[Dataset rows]
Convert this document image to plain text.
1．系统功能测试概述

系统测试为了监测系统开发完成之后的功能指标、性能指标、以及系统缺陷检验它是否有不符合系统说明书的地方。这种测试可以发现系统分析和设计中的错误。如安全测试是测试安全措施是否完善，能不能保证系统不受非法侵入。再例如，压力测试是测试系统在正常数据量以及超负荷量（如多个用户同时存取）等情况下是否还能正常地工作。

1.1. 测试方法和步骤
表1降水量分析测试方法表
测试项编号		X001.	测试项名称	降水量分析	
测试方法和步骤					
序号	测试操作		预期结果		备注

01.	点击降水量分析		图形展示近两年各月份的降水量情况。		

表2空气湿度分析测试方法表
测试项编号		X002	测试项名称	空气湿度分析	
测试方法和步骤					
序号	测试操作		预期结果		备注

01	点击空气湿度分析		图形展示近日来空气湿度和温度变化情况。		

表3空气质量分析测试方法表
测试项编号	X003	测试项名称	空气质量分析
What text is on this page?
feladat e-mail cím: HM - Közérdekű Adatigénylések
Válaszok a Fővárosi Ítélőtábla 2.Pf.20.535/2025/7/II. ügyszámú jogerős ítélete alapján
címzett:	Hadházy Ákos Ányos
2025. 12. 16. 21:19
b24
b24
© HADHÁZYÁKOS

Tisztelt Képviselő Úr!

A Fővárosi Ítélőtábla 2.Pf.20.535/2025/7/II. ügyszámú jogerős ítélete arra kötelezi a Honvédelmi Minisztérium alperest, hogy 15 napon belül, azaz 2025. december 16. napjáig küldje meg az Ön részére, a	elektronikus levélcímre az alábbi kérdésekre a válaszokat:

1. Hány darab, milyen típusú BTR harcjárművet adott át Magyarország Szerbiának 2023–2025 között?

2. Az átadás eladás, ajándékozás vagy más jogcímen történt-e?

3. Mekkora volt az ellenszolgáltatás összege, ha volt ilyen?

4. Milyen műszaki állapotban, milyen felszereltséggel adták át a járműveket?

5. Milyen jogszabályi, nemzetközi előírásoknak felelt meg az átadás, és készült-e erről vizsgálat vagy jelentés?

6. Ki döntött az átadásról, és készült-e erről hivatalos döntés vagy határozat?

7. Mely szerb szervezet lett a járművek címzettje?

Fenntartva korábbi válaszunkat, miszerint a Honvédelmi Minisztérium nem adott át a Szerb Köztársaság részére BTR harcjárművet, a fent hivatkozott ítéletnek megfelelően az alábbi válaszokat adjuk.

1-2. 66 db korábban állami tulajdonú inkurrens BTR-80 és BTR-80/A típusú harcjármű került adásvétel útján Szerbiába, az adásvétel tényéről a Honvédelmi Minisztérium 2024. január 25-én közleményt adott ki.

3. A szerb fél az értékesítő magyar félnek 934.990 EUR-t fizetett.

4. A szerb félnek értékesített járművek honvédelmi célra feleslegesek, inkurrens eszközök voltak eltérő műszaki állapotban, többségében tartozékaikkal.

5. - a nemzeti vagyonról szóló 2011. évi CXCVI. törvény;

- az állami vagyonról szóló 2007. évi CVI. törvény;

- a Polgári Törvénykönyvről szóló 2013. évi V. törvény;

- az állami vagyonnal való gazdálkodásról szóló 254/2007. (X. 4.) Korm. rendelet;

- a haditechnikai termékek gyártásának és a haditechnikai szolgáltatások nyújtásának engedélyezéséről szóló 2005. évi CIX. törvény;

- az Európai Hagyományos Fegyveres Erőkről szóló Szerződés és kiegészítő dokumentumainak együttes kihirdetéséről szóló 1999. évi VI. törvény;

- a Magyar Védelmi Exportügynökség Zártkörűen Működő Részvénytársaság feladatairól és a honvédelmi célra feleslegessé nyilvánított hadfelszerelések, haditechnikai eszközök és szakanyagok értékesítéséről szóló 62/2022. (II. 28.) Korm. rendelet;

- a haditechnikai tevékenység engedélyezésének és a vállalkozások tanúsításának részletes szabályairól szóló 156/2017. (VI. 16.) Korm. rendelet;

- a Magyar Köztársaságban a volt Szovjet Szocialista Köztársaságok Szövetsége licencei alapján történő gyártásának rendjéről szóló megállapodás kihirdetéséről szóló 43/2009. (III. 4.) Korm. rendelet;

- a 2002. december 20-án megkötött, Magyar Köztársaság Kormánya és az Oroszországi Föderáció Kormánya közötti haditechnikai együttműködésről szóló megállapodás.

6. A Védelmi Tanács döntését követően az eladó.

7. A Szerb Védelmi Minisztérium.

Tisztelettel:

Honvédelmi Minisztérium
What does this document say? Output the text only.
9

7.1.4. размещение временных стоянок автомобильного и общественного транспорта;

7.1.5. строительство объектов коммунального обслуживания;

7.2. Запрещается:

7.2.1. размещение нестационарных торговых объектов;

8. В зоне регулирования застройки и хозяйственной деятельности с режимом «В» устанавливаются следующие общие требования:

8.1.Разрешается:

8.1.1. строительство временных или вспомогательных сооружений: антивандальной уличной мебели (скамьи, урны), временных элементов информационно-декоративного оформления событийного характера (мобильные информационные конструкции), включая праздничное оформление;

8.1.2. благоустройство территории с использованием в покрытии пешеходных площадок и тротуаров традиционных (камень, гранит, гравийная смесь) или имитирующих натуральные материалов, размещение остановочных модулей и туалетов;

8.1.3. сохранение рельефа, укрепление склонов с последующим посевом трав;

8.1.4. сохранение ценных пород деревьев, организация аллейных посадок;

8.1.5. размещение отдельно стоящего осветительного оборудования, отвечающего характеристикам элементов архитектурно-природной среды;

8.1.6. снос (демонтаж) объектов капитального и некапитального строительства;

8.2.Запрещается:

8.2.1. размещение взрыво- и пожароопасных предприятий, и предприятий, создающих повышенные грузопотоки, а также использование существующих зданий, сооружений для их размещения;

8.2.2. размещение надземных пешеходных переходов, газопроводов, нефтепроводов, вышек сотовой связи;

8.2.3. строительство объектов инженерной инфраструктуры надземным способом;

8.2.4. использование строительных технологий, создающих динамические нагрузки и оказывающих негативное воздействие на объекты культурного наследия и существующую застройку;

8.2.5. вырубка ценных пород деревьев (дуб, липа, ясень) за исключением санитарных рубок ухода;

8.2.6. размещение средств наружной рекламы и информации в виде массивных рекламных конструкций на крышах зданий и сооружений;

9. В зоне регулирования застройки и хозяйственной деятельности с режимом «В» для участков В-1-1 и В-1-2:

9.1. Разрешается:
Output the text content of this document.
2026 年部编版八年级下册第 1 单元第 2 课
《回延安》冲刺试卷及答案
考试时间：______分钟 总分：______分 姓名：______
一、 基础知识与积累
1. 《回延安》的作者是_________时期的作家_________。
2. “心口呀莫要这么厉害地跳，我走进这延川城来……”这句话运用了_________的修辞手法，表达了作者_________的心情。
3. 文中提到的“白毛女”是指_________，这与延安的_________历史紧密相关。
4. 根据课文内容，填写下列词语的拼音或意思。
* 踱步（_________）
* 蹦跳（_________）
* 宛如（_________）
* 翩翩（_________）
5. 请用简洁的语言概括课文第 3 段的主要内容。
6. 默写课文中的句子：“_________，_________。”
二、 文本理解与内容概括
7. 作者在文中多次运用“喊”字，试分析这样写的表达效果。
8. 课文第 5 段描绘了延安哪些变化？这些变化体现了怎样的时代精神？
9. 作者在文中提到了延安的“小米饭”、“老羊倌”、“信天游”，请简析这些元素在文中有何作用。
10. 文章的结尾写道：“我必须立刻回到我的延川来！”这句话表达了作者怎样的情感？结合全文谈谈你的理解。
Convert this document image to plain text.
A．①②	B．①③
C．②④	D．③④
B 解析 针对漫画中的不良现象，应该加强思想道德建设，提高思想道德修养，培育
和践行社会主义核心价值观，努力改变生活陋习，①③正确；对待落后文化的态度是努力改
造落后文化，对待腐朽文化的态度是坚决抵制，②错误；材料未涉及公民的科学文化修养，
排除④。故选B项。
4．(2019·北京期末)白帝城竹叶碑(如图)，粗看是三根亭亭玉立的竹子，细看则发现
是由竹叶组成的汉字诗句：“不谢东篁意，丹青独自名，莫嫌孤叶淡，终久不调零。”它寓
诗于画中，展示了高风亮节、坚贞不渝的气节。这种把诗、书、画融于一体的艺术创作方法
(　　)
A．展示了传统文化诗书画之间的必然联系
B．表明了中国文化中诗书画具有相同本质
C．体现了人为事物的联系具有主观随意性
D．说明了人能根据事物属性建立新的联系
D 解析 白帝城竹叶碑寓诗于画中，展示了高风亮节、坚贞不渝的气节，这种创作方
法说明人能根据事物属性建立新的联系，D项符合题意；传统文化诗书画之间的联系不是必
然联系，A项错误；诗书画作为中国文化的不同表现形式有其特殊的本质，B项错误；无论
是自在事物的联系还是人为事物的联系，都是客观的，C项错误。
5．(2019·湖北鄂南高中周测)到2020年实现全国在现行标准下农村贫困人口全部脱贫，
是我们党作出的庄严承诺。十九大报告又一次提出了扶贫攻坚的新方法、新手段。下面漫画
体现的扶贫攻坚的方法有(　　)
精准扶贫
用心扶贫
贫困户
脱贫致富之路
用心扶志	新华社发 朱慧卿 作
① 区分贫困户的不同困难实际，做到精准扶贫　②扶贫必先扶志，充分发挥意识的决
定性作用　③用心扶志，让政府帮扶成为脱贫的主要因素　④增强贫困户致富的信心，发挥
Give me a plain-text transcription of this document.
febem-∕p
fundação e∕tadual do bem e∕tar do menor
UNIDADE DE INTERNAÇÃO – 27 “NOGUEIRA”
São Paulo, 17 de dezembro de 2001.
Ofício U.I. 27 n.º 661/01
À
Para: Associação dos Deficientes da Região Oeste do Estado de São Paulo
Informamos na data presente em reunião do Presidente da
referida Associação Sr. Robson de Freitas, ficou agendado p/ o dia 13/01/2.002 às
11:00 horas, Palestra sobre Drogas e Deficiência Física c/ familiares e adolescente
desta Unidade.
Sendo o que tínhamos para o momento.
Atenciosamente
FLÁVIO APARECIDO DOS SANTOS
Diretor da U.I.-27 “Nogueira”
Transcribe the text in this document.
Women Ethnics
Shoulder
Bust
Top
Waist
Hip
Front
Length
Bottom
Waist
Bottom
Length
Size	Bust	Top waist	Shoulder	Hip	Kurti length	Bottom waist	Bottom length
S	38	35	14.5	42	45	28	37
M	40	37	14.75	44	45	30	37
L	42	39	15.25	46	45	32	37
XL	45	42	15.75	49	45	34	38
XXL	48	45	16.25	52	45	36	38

# TASK BRIEF
From the data above, copy each line that has the string "зданий".

# RESPONSE
8.2.1. размещение взрыво- и пожароопасных предприятий, и предприятий, создающих повышенные грузопотоки, а также использование существующих зданий, сооружений для их размещения;
8.2.6. размещение средств наружной рекламы и информации в виде массивных рекламных конструкций на крышах зданий и сооружений;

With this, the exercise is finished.